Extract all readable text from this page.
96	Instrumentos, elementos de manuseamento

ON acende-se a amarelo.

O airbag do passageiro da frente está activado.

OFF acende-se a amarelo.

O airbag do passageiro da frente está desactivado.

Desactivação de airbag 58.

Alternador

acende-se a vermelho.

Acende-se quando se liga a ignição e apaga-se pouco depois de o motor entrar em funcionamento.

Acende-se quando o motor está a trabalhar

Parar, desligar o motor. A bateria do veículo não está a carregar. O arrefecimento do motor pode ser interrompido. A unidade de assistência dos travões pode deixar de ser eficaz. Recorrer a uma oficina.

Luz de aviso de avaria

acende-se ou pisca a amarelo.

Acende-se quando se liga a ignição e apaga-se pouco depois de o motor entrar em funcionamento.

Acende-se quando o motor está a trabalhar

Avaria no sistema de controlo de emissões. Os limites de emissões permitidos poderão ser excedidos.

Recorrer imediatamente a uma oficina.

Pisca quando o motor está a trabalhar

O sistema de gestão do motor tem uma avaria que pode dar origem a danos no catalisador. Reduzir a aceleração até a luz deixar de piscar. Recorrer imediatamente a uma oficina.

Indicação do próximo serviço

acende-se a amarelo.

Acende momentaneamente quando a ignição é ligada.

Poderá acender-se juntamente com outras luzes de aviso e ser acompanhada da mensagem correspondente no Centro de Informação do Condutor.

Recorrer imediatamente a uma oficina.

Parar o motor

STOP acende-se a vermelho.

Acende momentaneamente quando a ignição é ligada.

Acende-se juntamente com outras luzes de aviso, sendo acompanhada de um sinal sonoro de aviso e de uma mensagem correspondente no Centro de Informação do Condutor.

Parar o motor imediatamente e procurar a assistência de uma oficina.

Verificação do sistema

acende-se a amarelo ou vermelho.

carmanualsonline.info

> _WHAT TO PRODUCE_
A number is the only answer here: how many lines of the material above contain "aviso"?

> _RESPONSE BELOW_
3